*Work instructions*.
Pick every line with "Olmenlaan" from the material below.

=-=-=-=-=

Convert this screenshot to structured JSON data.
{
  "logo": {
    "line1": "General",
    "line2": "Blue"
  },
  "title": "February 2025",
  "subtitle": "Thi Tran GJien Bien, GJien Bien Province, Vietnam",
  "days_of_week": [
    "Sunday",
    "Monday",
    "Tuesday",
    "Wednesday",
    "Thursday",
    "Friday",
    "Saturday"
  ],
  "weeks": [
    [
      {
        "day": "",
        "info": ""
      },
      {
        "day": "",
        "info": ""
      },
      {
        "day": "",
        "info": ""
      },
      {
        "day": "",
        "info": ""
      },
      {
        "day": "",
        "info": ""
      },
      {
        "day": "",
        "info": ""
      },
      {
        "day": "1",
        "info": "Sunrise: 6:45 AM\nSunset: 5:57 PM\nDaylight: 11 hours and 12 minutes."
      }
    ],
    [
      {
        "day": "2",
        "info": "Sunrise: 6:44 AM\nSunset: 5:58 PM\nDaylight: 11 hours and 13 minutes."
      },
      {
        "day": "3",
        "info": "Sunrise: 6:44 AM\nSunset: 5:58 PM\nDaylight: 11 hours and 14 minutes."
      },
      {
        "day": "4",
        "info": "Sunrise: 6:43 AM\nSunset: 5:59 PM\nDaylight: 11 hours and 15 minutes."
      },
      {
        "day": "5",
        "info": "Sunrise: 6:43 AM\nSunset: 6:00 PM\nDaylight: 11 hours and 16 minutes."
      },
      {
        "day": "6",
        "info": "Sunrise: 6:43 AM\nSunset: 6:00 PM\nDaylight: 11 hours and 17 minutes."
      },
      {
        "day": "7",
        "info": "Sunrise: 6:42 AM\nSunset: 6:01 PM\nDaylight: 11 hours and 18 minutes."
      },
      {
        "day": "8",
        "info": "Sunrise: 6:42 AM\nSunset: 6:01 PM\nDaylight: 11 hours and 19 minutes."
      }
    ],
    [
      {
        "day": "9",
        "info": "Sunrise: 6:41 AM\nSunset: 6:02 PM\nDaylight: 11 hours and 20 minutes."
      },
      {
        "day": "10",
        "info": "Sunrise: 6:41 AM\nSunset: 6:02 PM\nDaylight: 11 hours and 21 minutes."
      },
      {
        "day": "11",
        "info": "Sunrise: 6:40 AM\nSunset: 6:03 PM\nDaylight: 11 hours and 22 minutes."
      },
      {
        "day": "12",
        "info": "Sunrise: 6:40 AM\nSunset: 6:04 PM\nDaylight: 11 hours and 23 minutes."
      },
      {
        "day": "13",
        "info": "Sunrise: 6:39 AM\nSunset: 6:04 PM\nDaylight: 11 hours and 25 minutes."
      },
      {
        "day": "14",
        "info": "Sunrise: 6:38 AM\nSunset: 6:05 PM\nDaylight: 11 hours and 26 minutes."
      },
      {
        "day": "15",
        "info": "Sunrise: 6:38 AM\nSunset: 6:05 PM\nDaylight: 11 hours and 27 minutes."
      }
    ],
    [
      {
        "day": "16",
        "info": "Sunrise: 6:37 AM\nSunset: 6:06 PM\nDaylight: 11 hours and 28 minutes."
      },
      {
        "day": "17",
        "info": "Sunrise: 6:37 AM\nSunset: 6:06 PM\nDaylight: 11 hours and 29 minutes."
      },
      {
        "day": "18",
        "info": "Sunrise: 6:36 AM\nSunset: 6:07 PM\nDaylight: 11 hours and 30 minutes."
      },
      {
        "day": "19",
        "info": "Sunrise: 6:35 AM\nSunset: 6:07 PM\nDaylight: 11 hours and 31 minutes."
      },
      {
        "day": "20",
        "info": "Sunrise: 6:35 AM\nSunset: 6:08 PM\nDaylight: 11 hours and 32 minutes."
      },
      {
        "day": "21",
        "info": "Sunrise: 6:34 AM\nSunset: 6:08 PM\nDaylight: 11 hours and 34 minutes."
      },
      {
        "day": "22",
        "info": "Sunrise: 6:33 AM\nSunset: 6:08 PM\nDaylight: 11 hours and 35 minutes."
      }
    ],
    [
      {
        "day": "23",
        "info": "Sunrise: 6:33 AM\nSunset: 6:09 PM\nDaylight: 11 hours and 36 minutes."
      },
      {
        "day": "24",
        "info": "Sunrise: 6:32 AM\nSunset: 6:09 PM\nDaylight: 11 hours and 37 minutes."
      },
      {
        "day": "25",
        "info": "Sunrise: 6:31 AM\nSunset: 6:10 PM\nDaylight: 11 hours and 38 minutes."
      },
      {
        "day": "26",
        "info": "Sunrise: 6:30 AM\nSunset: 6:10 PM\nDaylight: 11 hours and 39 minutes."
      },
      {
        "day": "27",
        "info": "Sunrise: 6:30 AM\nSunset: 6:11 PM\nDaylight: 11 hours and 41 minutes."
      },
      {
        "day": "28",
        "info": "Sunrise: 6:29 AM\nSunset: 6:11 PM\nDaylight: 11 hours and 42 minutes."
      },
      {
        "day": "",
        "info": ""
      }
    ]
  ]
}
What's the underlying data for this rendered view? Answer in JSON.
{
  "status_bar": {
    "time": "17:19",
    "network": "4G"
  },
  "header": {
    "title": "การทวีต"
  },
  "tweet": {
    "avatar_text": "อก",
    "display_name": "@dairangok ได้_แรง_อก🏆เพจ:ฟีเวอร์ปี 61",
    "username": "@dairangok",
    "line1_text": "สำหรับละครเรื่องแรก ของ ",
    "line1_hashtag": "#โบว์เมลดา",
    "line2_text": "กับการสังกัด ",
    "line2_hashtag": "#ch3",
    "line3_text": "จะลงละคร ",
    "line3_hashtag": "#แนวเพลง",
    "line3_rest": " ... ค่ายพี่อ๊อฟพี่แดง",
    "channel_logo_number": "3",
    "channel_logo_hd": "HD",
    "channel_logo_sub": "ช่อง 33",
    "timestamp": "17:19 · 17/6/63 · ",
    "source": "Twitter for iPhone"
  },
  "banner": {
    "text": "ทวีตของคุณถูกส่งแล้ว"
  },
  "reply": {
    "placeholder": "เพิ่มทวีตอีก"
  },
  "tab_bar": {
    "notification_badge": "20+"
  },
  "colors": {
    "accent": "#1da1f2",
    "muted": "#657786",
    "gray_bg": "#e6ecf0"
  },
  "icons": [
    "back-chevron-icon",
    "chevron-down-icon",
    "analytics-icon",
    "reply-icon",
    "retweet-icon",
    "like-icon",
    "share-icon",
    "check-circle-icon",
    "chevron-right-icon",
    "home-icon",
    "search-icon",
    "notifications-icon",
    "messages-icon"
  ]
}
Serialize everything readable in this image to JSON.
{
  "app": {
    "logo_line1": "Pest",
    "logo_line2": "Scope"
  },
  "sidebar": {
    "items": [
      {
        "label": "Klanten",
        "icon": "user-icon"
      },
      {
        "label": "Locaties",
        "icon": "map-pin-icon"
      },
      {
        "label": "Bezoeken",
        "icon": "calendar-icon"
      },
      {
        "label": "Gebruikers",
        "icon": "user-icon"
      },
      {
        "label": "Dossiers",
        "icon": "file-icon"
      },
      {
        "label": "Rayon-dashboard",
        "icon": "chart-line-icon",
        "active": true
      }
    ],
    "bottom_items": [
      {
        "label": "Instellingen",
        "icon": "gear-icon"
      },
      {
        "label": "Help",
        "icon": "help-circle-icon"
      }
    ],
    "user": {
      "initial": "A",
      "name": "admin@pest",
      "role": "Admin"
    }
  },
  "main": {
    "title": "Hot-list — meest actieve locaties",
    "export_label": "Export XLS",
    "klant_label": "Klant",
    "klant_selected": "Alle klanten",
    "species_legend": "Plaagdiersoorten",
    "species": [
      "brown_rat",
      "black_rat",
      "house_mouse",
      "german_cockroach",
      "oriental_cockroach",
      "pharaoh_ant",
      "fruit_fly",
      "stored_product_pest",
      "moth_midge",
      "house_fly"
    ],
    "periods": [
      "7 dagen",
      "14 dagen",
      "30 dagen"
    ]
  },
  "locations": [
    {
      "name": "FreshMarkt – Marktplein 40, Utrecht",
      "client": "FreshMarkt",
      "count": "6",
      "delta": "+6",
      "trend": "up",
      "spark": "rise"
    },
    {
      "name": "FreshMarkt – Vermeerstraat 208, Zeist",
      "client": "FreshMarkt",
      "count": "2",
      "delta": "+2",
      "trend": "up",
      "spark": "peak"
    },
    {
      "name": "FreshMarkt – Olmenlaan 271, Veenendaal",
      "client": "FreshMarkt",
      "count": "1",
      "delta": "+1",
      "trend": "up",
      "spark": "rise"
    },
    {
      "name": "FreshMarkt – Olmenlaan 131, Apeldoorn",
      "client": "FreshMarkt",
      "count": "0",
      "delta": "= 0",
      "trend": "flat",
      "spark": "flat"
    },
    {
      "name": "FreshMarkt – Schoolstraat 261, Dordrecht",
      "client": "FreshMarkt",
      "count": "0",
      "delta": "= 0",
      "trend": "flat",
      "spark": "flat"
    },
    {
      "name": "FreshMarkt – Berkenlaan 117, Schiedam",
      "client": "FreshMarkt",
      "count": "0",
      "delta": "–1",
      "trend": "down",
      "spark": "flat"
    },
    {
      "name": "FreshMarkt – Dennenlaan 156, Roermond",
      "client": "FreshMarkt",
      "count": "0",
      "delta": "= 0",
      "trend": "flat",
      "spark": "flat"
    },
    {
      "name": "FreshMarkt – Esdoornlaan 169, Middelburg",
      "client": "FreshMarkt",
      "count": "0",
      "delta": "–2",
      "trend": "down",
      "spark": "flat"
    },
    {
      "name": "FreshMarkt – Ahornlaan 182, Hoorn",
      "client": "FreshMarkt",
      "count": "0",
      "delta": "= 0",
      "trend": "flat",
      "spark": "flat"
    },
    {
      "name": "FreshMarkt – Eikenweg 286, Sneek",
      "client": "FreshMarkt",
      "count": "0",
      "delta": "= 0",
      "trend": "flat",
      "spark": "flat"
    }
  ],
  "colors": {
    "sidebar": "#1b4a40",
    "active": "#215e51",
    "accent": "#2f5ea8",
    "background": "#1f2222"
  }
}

=-=-=-=-=

*Answer for the task*.
      "name": "FreshMarkt – Olmenlaan 271, Veenendaal",
      "name": "FreshMarkt – Olmenlaan 131, Apeldoorn",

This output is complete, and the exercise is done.